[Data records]

□ □ □ □

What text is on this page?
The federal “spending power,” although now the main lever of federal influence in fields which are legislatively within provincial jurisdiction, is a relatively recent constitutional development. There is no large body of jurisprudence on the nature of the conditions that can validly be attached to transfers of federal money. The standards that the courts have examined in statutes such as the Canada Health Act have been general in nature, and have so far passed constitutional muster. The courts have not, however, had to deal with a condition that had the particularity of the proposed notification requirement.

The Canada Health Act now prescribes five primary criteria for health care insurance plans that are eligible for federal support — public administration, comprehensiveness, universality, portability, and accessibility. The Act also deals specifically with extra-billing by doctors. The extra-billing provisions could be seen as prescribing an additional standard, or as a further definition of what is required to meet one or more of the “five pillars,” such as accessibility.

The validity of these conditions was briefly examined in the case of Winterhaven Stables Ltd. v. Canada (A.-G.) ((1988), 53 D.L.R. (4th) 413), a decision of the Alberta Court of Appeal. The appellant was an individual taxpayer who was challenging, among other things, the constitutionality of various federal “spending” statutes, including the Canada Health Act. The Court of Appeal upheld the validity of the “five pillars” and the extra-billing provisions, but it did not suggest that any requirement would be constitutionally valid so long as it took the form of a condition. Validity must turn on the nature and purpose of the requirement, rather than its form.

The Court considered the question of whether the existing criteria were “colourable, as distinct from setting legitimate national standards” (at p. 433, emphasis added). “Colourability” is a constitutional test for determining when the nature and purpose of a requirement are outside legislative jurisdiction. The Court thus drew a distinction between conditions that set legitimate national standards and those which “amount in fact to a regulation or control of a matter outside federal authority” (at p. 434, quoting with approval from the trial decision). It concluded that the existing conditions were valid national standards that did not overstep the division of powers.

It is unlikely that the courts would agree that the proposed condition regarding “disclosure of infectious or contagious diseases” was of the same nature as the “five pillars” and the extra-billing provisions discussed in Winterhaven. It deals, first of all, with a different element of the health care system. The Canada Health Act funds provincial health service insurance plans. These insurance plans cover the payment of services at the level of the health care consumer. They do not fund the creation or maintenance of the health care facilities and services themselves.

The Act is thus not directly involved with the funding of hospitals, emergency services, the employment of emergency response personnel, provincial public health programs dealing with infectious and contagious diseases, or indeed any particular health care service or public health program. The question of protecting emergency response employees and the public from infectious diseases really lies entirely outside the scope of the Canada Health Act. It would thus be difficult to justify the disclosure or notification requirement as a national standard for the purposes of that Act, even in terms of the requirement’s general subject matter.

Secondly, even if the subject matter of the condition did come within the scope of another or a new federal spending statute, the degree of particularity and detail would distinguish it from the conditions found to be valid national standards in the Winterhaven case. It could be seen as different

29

□ □ □ □

From the listing above, reproduce all the lines exactly.

## Written answer
What text is on this page?
The federal “spending power,” although now the main lever of federal influence in fields which are legislatively within provincial jurisdiction, is a relatively recent constitutional development. There is no large body of jurisprudence on the nature of the conditions that can validly be attached to transfers of federal money. The standards that the courts have examined in statutes such as the Canada Health Act have been general in nature, and have so far passed constitutional muster. The courts have not, however, had to deal with a condition that had the particularity of the proposed notification requirement.

The Canada Health Act now prescribes five primary criteria for health care insurance plans that are eligible for federal support — public administration, comprehensiveness, universality, portability, and accessibility. The Act also deals specifically with extra-billing by doctors. The extra-billing provisions could be seen as prescribing an additional standard, or as a further definition of what is required to meet one or more of the “five pillars,” such as accessibility.

The validity of these conditions was briefly examined in the case of Winterhaven Stables Ltd. v. Canada (A.-G.) ((1988), 53 D.L.R. (4th) 413), a decision of the Alberta Court of Appeal. The appellant was an individual taxpayer who was challenging, among other things, the constitutionality of various federal “spending” statutes, including the Canada Health Act. The Court of Appeal upheld the validity of the “five pillars” and the extra-billing provisions, but it did not suggest that any requirement would be constitutionally valid so long as it took the form of a condition. Validity must turn on the nature and purpose of the requirement, rather than its form.

The Court considered the question of whether the existing criteria were “colourable, as distinct from setting legitimate national standards” (at p. 433, emphasis added). “Colourability” is a constitutional test for determining when the nature and purpose of a requirement are outside legislative jurisdiction. The Court thus drew a distinction between conditions that set legitimate national standards and those which “amount in fact to a regulation or control of a matter outside federal authority” (at p. 434, quoting with approval from the trial decision). It concluded that the existing conditions were valid national standards that did not overstep the division of powers.

It is unlikely that the courts would agree that the proposed condition regarding “disclosure of infectious or contagious diseases” was of the same nature as the “five pillars” and the extra-billing provisions discussed in Winterhaven. It deals, first of all, with a different element of the health care system. The Canada Health Act funds provincial health service insurance plans. These insurance plans cover the payment of services at the level of the health care consumer. They do not fund the creation or maintenance of the health care facilities and services themselves.

The Act is thus not directly involved with the funding of hospitals, emergency services, the employment of emergency response personnel, provincial public health programs dealing with infectious and contagious diseases, or indeed any particular health care service or public health program. The question of protecting emergency response employees and the public from infectious diseases really lies entirely outside the scope of the Canada Health Act. It would thus be difficult to justify the disclosure or notification requirement as a national standard for the purposes of that Act, even in terms of the requirement’s general subject matter.

Secondly, even if the subject matter of the condition did come within the scope of another or a new federal spending statute, the degree of particularity and detail would distinguish it from the conditions found to be valid national standards in the Winterhaven case. It could be seen as different

29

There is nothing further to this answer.